- TASK GOAL -
Convert the entries, from their first line through the line containing "histogram-bar <box>546 452 557 461</box>", into a JSON list of strings with one string per line, leaving out any blank lines.

- THE RECORDS -

________

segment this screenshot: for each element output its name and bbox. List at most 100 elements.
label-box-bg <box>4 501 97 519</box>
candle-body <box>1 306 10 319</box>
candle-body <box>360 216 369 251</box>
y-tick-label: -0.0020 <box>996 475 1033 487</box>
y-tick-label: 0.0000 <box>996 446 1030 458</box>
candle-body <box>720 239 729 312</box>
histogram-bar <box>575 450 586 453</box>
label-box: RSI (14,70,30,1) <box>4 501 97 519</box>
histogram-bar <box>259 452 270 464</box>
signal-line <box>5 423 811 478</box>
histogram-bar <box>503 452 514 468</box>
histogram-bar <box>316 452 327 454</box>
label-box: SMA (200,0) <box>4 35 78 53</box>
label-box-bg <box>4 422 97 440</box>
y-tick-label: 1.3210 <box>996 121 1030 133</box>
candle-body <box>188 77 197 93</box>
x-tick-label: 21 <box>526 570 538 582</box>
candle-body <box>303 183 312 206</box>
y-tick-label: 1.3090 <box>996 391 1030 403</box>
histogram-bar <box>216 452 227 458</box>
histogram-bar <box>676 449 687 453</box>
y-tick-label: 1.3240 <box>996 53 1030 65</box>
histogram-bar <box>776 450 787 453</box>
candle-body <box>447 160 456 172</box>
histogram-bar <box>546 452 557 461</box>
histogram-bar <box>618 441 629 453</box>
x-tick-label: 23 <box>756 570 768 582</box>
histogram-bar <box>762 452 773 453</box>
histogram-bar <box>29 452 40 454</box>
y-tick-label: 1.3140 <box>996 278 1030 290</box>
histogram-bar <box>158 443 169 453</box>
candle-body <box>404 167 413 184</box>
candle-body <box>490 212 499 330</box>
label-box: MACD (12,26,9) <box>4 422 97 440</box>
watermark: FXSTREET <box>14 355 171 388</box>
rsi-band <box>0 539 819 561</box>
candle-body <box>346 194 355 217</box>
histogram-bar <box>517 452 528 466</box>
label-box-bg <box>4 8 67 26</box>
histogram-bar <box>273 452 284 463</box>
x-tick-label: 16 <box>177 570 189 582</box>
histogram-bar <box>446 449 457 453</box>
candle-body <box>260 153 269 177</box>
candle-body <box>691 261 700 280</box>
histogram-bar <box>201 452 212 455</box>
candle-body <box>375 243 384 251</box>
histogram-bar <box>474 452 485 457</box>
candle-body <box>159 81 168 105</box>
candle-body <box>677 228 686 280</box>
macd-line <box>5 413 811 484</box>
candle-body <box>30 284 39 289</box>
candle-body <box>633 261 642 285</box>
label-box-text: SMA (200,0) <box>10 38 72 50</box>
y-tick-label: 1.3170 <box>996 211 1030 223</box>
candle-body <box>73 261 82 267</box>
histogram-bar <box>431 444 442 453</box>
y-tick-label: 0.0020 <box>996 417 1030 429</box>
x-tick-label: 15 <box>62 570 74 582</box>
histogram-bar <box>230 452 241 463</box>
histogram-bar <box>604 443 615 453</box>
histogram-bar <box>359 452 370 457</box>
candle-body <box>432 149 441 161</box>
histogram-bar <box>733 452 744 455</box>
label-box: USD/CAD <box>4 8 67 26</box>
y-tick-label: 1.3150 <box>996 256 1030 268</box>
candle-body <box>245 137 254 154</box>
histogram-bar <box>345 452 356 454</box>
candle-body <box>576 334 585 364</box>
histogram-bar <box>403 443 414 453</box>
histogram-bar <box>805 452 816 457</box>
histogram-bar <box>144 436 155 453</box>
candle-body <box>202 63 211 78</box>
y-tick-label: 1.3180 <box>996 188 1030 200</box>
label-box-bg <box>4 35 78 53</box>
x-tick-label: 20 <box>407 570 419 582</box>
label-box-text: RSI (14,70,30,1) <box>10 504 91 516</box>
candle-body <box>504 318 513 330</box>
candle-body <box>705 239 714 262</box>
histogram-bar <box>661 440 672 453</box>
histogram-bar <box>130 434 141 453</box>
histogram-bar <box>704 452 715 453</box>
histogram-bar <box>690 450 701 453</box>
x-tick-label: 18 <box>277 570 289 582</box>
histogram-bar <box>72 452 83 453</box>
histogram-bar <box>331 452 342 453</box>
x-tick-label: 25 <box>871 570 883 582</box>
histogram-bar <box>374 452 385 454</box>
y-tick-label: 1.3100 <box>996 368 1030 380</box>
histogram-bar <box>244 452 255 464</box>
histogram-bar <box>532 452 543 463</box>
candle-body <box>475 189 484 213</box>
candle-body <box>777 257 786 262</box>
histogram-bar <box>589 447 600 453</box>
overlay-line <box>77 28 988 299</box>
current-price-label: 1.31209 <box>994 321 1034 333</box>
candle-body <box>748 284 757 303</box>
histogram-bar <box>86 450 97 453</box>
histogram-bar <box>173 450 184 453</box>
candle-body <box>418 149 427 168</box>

________

- SOLUTION TO THE EXERCISE -
[
  "segment this screenshot: for each element output its name and bbox. List at most 100 elements.",
  "label-box-bg <box>4 501 97 519</box>",
  "candle-body <box>1 306 10 319</box>",
  "candle-body <box>360 216 369 251</box>",
  "y-tick-label: -0.0020 <box>996 475 1033 487</box>",
  "y-tick-label: 0.0000 <box>996 446 1030 458</box>",
  "candle-body <box>720 239 729 312</box>",
  "histogram-bar <box>575 450 586 453</box>",
  "label-box: RSI (14,70,30,1) <box>4 501 97 519</box>",
  "histogram-bar <box>259 452 270 464</box>",
  "signal-line <box>5 423 811 478</box>",
  "histogram-bar <box>503 452 514 468</box>",
  "histogram-bar <box>316 452 327 454</box>",
  "label-box: SMA (200,0) <box>4 35 78 53</box>",
  "label-box-bg <box>4 422 97 440</box>",
  "y-tick-label: 1.3210 <box>996 121 1030 133</box>",
  "candle-body <box>188 77 197 93</box>",
  "x-tick-label: 21 <box>526 570 538 582</box>",
  "candle-body <box>303 183 312 206</box>",
  "y-tick-label: 1.3090 <box>996 391 1030 403</box>",
  "histogram-bar <box>216 452 227 458</box>",
  "histogram-bar <box>676 449 687 453</box>",
  "y-tick-label: 1.3240 <box>996 53 1030 65</box>",
  "histogram-bar <box>776 450 787 453</box>",
  "candle-body <box>447 160 456 172</box>",
  "histogram-bar <box>546 452 557 461</box>"
]